__What is being asked__
Output all the data exactly. Pictures do not belong in the copy.
## Begin Given records
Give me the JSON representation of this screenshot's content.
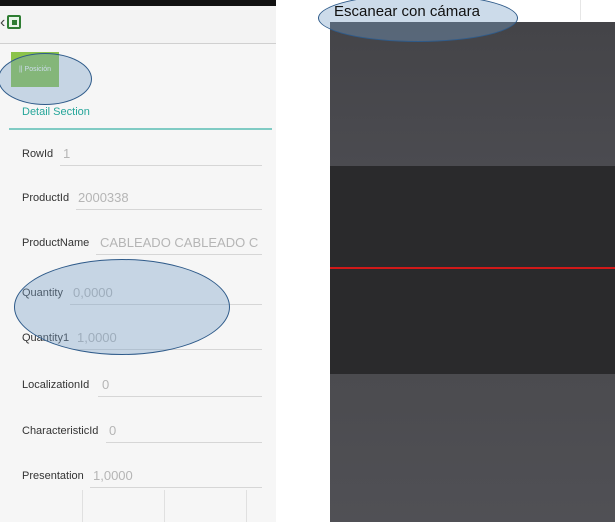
{
  "app": {
    "position_button_label": "|| Posición",
    "detail_section_title": "Detail Section"
  },
  "fields": [
    {
      "label": "RowId",
      "value": "1"
    },
    {
      "label": "ProductId",
      "value": "2000338"
    },
    {
      "label": "ProductName",
      "value": "CABLEADO CABLEADO C"
    },
    {
      "label": "Quantity",
      "value": "0,0000"
    },
    {
      "label": "Quantity1",
      "value": "1,0000"
    },
    {
      "label": "LocalizationId",
      "value": "0"
    },
    {
      "label": "CharacteristicId",
      "value": "0"
    },
    {
      "label": "Presentation",
      "value": "1,0000"
    }
  ],
  "camera": {
    "caption": "Escanear con cámara",
    "scan_line_color": "#d11919"
  },
  "colors": {
    "accent": "#26a69a",
    "button": "#8bc34a",
    "highlight": "#78a0c8"
  },
  "icons": {
    "back": "chevron-left-icon",
    "app": "app-logo-icon"
  }
}
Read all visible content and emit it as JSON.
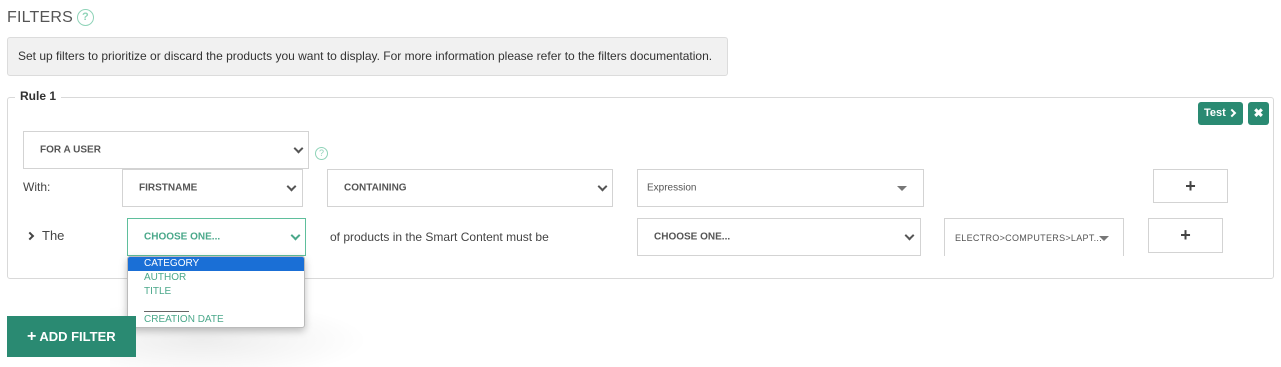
{
  "header": {
    "title": "FILTERS",
    "help_glyph": "?",
    "info_text": "Set up filters to prioritize or discard the products you want to display. For more information please refer to the filters documentation."
  },
  "rule": {
    "legend": "Rule 1",
    "test_label": "Test",
    "delete_glyph": "✖",
    "user_select": {
      "value": "FOR A USER"
    },
    "user_help_glyph": "?",
    "with_label": "With:",
    "attribute_select": {
      "value": "FIRSTNAME"
    },
    "operator_select": {
      "value": "CONTAINING"
    },
    "value_select": {
      "value": "Expression"
    },
    "add_condition_glyph": "+",
    "the_label": "The",
    "field_select": {
      "value": "CHOOSE ONE..."
    },
    "middle_text": "of products in the Smart Content must be",
    "constraint_select": {
      "value": "CHOOSE ONE..."
    },
    "category_select": {
      "value": "ELECTRO>COMPUTERS>LAPT..."
    },
    "add_product_condition_glyph": "+"
  },
  "field_dropdown": {
    "options": [
      "CATEGORY",
      "AUTHOR",
      "TITLE",
      "CREATION DATE"
    ],
    "selected": "CATEGORY"
  },
  "footer": {
    "add_filter_plus": "+",
    "add_filter_label": "ADD FILTER"
  },
  "colors": {
    "accent": "#2a8a72",
    "help": "#8fd3b8",
    "dropdown_selected": "#1a6fd6",
    "dropdown_text": "#4aa88a"
  }
}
## End Given records
__Reply__
Give me the JSON representation of this screenshot's content.
{
  "app": {
    "position_button_label": "|| Posición",
    "detail_section_title": "Detail Section"
  },
  "fields": [
    {
      "label": "RowId",
      "value": "1"
    },
    {
      "label": "ProductId",
      "value": "2000338"
    },
    {
      "label": "ProductName",
      "value": "CABLEADO CABLEADO C"
    },
    {
      "label": "Quantity",
      "value": "0,0000"
    },
    {
      "label": "Quantity1",
      "value": "1,0000"
    },
    {
      "label": "LocalizationId",
      "value": "0"
    },
    {
      "label": "CharacteristicId",
      "value": "0"
    },
    {
      "label": "Presentation",
      "value": "1,0000"
    }
  ],
  "camera": {
    "caption": "Escanear con cámara",
    "scan_line_color": "#d11919"
  },
  "colors": {
    "accent": "#26a69a",
    "button": "#8bc34a",
    "highlight": "#78a0c8"
  },
  "icons": {
    "back": "chevron-left-icon",
    "app": "app-logo-icon"
  }
}
Read all visible content and emit it as JSON.
{
  "header": {
    "title": "FILTERS",
    "help_glyph": "?",
    "info_text": "Set up filters to prioritize or discard the products you want to display. For more information please refer to the filters documentation."
  },
  "rule": {
    "legend": "Rule 1",
    "test_label": "Test",
    "delete_glyph": "✖",
    "user_select": {
      "value": "FOR A USER"
    },
    "user_help_glyph": "?",
    "with_label": "With:",
    "attribute_select": {
      "value": "FIRSTNAME"
    },
    "operator_select": {
      "value": "CONTAINING"
    },
    "value_select": {
      "value": "Expression"
    },
    "add_condition_glyph": "+",
    "the_label": "The",
    "field_select": {
      "value": "CHOOSE ONE..."
    },
    "middle_text": "of products in the Smart Content must be",
    "constraint_select": {
      "value": "CHOOSE ONE..."
    },
    "category_select": {
      "value": "ELECTRO>COMPUTERS>LAPT..."
    },
    "add_product_condition_glyph": "+"
  },
  "field_dropdown": {
    "options": [
      "CATEGORY",
      "AUTHOR",
      "TITLE",
      "CREATION DATE"
    ],
    "selected": "CATEGORY"
  },
  "footer": {
    "add_filter_plus": "+",
    "add_filter_label": "ADD FILTER"
  },
  "colors": {
    "accent": "#2a8a72",
    "help": "#8fd3b8",
    "dropdown_selected": "#1a6fd6",
    "dropdown_text": "#4aa88a"
  }
}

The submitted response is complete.